Exercise materials:
--- START ---

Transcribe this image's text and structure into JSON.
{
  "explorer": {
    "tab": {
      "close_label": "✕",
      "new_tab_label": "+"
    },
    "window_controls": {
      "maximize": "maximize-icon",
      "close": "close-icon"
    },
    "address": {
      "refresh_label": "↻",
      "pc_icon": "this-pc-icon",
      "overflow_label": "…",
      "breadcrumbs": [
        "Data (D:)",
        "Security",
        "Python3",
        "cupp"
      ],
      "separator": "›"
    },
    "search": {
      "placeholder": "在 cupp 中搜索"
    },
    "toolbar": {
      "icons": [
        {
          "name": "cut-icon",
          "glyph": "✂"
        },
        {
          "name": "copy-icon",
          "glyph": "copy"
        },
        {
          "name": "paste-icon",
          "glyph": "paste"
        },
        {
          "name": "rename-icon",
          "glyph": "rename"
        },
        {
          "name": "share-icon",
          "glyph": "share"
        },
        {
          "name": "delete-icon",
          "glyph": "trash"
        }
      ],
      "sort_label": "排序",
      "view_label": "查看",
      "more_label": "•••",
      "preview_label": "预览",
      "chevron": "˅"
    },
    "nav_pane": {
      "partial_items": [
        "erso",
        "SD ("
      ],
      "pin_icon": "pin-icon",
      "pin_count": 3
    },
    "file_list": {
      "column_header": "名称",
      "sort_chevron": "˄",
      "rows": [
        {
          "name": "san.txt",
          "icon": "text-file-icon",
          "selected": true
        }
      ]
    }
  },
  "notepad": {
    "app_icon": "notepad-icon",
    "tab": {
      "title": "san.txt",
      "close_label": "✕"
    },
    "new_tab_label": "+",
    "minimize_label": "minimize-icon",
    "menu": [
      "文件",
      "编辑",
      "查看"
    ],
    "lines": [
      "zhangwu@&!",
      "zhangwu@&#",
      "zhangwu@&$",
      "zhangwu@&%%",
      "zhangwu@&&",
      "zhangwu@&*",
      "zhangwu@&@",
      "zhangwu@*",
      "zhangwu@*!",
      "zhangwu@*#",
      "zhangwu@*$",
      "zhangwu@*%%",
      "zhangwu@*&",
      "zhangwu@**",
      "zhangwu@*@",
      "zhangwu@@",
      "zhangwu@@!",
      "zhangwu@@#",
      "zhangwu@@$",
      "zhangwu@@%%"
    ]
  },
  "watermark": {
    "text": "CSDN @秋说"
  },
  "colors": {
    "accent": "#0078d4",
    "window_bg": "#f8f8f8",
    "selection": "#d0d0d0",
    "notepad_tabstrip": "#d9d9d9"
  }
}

--- END ---

Stated exercise:
Please restate the records in full, word for word.

Response:
Transcribe this image's text and structure into JSON.
{
  "explorer": {
    "tab": {
      "close_label": "✕",
      "new_tab_label": "+"
    },
    "window_controls": {
      "maximize": "maximize-icon",
      "close": "close-icon"
    },
    "address": {
      "refresh_label": "↻",
      "pc_icon": "this-pc-icon",
      "overflow_label": "…",
      "breadcrumbs": [
        "Data (D:)",
        "Security",
        "Python3",
        "cupp"
      ],
      "separator": "›"
    },
    "search": {
      "placeholder": "在 cupp 中搜索"
    },
    "toolbar": {
      "icons": [
        {
          "name": "cut-icon",
          "glyph": "✂"
        },
        {
          "name": "copy-icon",
          "glyph": "copy"
        },
        {
          "name": "paste-icon",
          "glyph": "paste"
        },
        {
          "name": "rename-icon",
          "glyph": "rename"
        },
        {
          "name": "share-icon",
          "glyph": "share"
        },
        {
          "name": "delete-icon",
          "glyph": "trash"
        }
      ],
      "sort_label": "排序",
      "view_label": "查看",
      "more_label": "•••",
      "preview_label": "预览",
      "chevron": "˅"
    },
    "nav_pane": {
      "partial_items": [
        "erso",
        "SD ("
      ],
      "pin_icon": "pin-icon",
      "pin_count": 3
    },
    "file_list": {
      "column_header": "名称",
      "sort_chevron": "˄",
      "rows": [
        {
          "name": "san.txt",
          "icon": "text-file-icon",
          "selected": true
        }
      ]
    }
  },
  "notepad": {
    "app_icon": "notepad-icon",
    "tab": {
      "title": "san.txt",
      "close_label": "✕"
    },
    "new_tab_label": "+",
    "minimize_label": "minimize-icon",
    "menu": [
      "文件",
      "编辑",
      "查看"
    ],
    "lines": [
      "zhangwu@&!",
      "zhangwu@&#",
      "zhangwu@&$",
      "zhangwu@&%%",
      "zhangwu@&&",
      "zhangwu@&*",
      "zhangwu@&@",
      "zhangwu@*",
      "zhangwu@*!",
      "zhangwu@*#",
      "zhangwu@*$",
      "zhangwu@*%%",
      "zhangwu@*&",
      "zhangwu@**",
      "zhangwu@*@",
      "zhangwu@@",
      "zhangwu@@!",
      "zhangwu@@#",
      "zhangwu@@$",
      "zhangwu@@%%"
    ]
  },
  "watermark": {
    "text": "CSDN @秋说"
  },
  "colors": {
    "accent": "#0078d4",
    "window_bg": "#f8f8f8",
    "selection": "#d0d0d0",
    "notepad_tabstrip": "#d9d9d9"
  }
}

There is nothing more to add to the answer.